====== Task material ======

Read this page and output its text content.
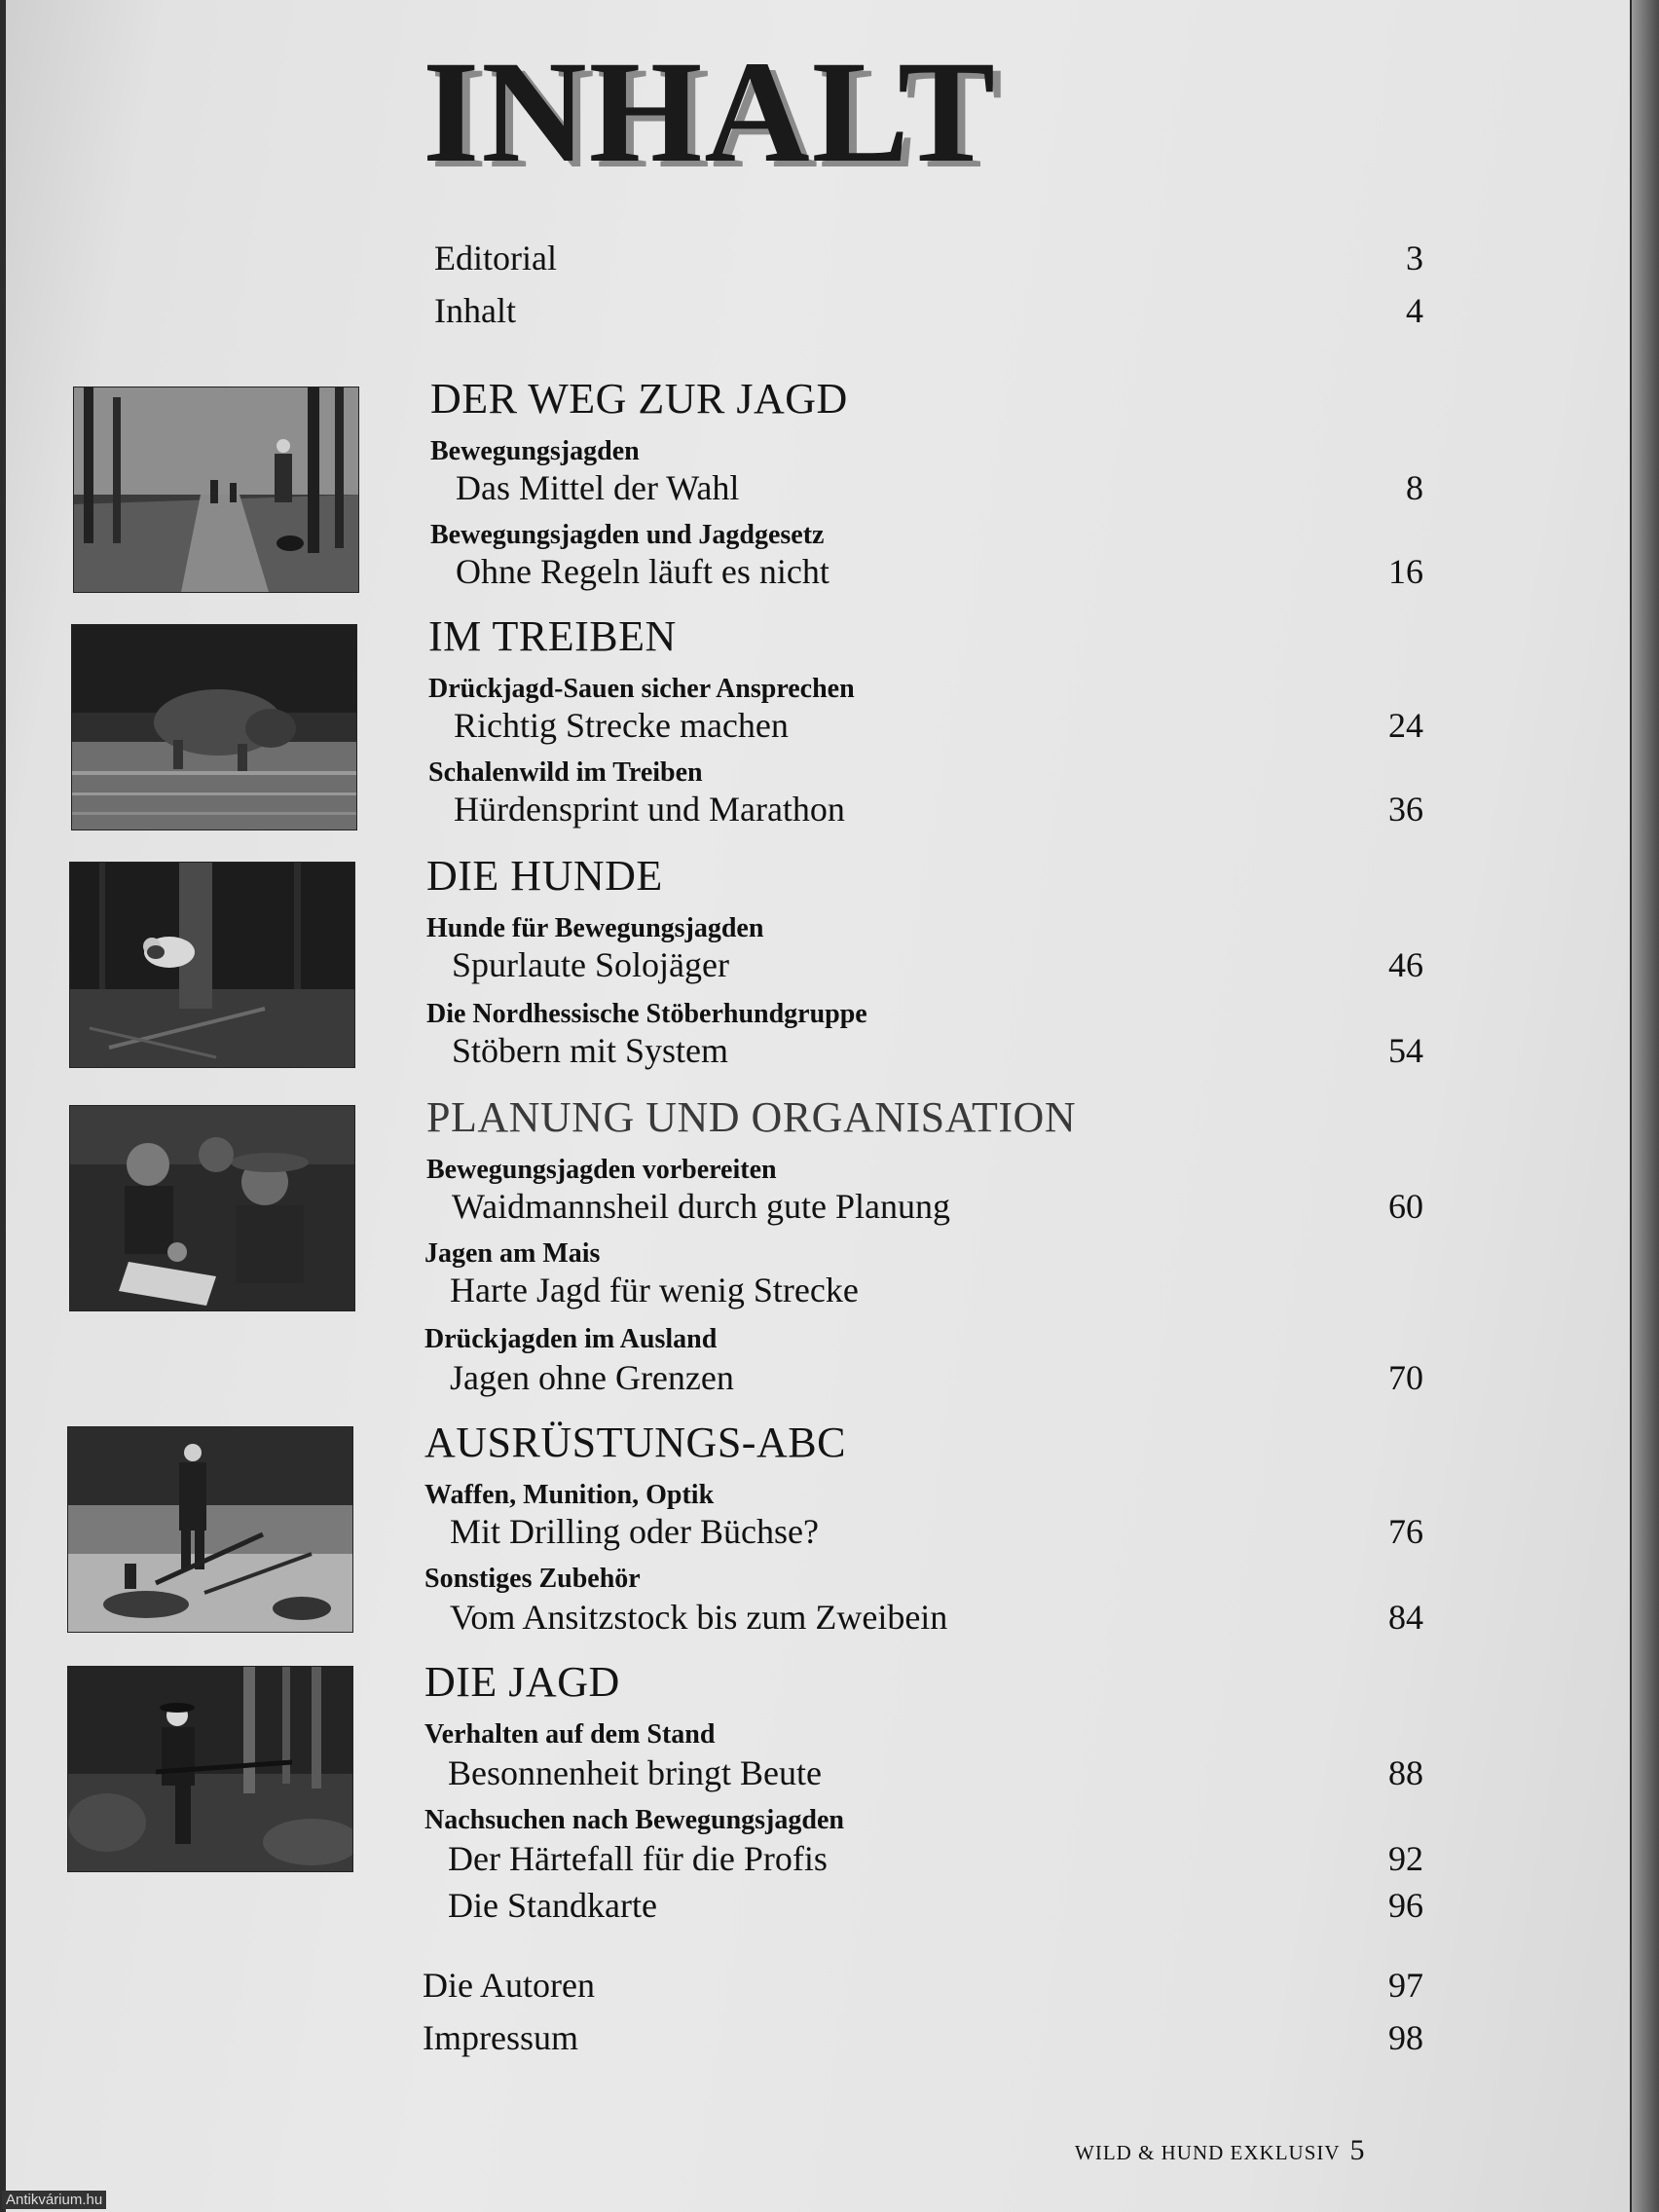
INHALT
Editorial	3
Inhalt	4
DER WEG ZUR JAGD
Bewegungsjagden
Das Mittel der Wahl	8
Bewegungsjagden und Jagdgesetz
Ohne Regeln läuft es nicht	16
IM TREIBEN
Drückjagd-Sauen sicher Ansprechen
Richtig Strecke machen	24
Schalenwild im Treiben
Hürdensprint und Marathon	36
DIE HUNDE
Hunde für Bewegungsjagden
Spurlaute Solojäger	46
Die Nordhessische Stöberhundgruppe
Stöbern mit System	54
PLANUNG UND ORGANISATION
Bewegungsjagden vorbereiten
Waidmannsheil durch gute Planung	60
Jagen am Mais
Harte Jagd für wenig Strecke
Drückjagden im Ausland
Jagen ohne Grenzen	70
AUSRÜSTUNGS-ABC
Waffen, Munition, Optik
Mit Drilling oder Büchse?	76
Sonstiges Zubehör
Vom Ansitzstock bis zum Zweibein	84
DIE JAGD
Verhalten auf dem Stand
Besonnenheit bringt Beute	88
Nachsuchen nach Bewegungsjagden
Der Härtefall für die Profis	92
Die Standkarte	96
Die Autoren	97
Impressum	98
WILD & HUND EXKLUSIV 5
Antikvárium.hu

======

Output nothing but the number of lines in the data containing the string "Bewegungsjagden".

5